§ **Directions**
How many lines of the data include the string "color"? State the number and nothing else.

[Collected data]
· · · · · · ·
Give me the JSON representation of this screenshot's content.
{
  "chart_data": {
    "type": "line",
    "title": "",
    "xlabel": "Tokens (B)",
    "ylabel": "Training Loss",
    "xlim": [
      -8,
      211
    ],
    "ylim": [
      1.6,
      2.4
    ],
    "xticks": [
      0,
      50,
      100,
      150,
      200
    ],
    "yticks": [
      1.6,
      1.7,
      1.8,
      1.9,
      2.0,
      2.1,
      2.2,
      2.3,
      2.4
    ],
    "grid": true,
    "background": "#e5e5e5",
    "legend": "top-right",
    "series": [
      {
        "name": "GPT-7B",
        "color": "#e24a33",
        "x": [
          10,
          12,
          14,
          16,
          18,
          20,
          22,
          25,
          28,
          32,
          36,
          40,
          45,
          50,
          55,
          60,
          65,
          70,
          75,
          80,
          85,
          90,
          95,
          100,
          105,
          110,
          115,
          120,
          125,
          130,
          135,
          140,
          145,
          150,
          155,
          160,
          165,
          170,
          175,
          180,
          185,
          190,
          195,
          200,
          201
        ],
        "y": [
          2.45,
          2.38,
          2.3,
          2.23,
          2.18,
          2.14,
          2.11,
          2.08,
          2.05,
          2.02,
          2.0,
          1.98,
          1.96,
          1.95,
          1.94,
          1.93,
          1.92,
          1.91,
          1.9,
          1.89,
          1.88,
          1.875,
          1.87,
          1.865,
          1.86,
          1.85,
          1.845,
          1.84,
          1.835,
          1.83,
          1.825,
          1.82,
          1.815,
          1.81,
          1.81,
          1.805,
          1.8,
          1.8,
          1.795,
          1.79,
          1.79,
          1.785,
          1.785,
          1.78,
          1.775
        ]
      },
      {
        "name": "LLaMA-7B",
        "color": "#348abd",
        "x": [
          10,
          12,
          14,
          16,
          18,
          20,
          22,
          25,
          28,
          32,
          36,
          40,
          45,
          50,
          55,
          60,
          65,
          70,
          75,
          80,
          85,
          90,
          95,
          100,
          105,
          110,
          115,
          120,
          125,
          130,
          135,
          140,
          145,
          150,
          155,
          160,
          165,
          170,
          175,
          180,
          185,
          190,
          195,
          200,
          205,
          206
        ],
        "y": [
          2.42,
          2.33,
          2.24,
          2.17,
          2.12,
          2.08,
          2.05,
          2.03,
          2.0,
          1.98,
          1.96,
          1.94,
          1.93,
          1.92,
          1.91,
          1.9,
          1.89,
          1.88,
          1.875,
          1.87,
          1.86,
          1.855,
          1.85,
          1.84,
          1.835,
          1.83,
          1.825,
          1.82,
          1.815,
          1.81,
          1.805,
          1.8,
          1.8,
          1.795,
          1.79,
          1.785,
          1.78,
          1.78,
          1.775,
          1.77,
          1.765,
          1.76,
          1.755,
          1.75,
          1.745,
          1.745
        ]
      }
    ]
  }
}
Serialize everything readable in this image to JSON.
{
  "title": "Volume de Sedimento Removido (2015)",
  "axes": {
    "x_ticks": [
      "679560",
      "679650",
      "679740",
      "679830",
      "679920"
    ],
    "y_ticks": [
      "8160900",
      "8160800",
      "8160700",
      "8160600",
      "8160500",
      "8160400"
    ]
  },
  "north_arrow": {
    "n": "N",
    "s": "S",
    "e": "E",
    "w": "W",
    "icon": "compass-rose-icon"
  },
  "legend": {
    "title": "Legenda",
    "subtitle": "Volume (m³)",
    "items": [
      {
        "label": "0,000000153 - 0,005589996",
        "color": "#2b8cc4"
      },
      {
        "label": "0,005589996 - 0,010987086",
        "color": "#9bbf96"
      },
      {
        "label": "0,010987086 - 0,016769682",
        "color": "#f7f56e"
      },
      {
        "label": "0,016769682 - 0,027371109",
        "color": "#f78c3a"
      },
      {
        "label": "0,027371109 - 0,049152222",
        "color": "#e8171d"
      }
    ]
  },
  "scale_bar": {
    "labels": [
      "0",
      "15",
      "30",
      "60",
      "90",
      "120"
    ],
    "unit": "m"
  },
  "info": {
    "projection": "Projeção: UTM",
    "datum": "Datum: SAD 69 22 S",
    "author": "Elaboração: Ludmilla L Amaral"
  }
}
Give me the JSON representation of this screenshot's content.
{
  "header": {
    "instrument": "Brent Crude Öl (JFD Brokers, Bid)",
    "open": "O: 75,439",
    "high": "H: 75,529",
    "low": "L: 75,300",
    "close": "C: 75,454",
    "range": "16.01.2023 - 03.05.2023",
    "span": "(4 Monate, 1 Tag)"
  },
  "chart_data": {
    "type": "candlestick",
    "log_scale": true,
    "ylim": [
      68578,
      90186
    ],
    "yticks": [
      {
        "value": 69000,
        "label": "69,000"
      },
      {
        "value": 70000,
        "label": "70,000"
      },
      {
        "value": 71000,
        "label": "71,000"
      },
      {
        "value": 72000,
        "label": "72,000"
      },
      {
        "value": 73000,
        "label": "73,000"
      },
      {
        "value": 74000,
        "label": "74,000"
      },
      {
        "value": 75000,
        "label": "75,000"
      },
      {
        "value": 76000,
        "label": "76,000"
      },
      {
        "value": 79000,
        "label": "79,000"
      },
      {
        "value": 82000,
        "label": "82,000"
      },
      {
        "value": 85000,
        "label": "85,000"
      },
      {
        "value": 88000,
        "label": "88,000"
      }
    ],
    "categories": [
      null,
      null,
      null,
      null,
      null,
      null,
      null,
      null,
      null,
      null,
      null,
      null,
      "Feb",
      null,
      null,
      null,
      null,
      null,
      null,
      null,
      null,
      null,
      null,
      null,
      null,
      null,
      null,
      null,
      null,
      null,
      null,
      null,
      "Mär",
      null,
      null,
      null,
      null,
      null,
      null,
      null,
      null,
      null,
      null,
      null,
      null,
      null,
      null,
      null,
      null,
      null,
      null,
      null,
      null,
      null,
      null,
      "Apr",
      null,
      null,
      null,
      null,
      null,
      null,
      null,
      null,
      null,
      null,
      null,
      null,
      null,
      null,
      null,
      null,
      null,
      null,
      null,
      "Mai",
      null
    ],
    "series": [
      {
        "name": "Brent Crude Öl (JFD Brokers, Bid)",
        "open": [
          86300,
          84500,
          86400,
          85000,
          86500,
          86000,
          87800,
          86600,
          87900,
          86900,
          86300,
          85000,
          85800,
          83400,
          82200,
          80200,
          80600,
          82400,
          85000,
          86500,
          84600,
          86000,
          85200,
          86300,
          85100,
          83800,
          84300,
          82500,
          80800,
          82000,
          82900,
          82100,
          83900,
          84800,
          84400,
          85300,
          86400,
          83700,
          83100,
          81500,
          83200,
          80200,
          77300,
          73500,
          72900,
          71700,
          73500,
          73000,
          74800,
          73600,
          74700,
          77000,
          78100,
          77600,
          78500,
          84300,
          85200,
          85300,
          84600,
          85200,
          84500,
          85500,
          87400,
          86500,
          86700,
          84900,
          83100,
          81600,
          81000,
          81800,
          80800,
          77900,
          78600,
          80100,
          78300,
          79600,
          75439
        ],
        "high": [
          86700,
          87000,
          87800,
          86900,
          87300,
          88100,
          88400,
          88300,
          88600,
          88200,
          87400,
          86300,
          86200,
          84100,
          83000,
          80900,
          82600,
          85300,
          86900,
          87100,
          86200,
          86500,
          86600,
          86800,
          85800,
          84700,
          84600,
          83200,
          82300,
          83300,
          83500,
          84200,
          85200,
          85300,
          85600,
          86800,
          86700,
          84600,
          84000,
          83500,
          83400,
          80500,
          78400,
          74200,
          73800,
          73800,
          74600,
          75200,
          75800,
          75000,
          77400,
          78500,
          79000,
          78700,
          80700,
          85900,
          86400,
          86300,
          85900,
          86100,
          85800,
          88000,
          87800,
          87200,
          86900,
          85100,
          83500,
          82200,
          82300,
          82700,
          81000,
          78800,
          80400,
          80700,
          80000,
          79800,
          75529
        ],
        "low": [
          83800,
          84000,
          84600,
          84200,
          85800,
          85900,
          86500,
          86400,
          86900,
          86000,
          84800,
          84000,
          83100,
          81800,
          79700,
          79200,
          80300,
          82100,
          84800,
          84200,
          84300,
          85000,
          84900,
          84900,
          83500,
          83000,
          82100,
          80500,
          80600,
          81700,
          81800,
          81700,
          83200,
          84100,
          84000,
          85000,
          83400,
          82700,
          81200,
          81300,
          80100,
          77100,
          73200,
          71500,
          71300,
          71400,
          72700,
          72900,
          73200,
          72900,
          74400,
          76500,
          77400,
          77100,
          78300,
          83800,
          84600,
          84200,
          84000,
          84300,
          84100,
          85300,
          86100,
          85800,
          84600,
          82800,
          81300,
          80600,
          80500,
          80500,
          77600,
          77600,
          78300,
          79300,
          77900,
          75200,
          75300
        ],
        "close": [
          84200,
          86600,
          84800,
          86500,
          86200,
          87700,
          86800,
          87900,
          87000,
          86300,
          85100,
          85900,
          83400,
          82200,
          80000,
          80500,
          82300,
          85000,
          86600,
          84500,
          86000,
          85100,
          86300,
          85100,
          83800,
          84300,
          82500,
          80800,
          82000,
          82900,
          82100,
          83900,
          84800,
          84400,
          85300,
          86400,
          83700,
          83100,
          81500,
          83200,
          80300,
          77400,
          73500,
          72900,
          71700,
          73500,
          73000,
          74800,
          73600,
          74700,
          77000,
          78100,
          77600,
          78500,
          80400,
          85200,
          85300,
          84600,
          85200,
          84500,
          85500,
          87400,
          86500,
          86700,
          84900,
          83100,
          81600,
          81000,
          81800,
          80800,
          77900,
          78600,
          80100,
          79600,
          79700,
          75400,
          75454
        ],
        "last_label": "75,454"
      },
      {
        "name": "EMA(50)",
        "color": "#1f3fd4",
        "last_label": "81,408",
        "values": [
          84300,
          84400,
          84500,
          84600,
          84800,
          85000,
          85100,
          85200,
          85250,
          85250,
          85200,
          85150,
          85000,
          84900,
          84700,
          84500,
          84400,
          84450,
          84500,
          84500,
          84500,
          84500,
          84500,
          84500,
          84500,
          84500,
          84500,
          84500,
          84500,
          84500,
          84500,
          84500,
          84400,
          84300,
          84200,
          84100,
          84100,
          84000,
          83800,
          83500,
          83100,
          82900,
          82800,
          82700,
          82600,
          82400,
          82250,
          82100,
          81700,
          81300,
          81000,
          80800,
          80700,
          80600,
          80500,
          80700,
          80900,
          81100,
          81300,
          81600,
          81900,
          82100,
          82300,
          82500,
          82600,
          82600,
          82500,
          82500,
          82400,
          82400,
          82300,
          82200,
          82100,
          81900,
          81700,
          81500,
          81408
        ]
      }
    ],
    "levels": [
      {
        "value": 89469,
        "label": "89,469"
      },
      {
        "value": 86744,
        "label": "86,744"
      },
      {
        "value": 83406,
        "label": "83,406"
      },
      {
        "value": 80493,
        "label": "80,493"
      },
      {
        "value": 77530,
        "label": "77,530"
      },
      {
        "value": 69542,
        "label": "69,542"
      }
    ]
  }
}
· · · · · · ·
§ **Response to this exercise**
8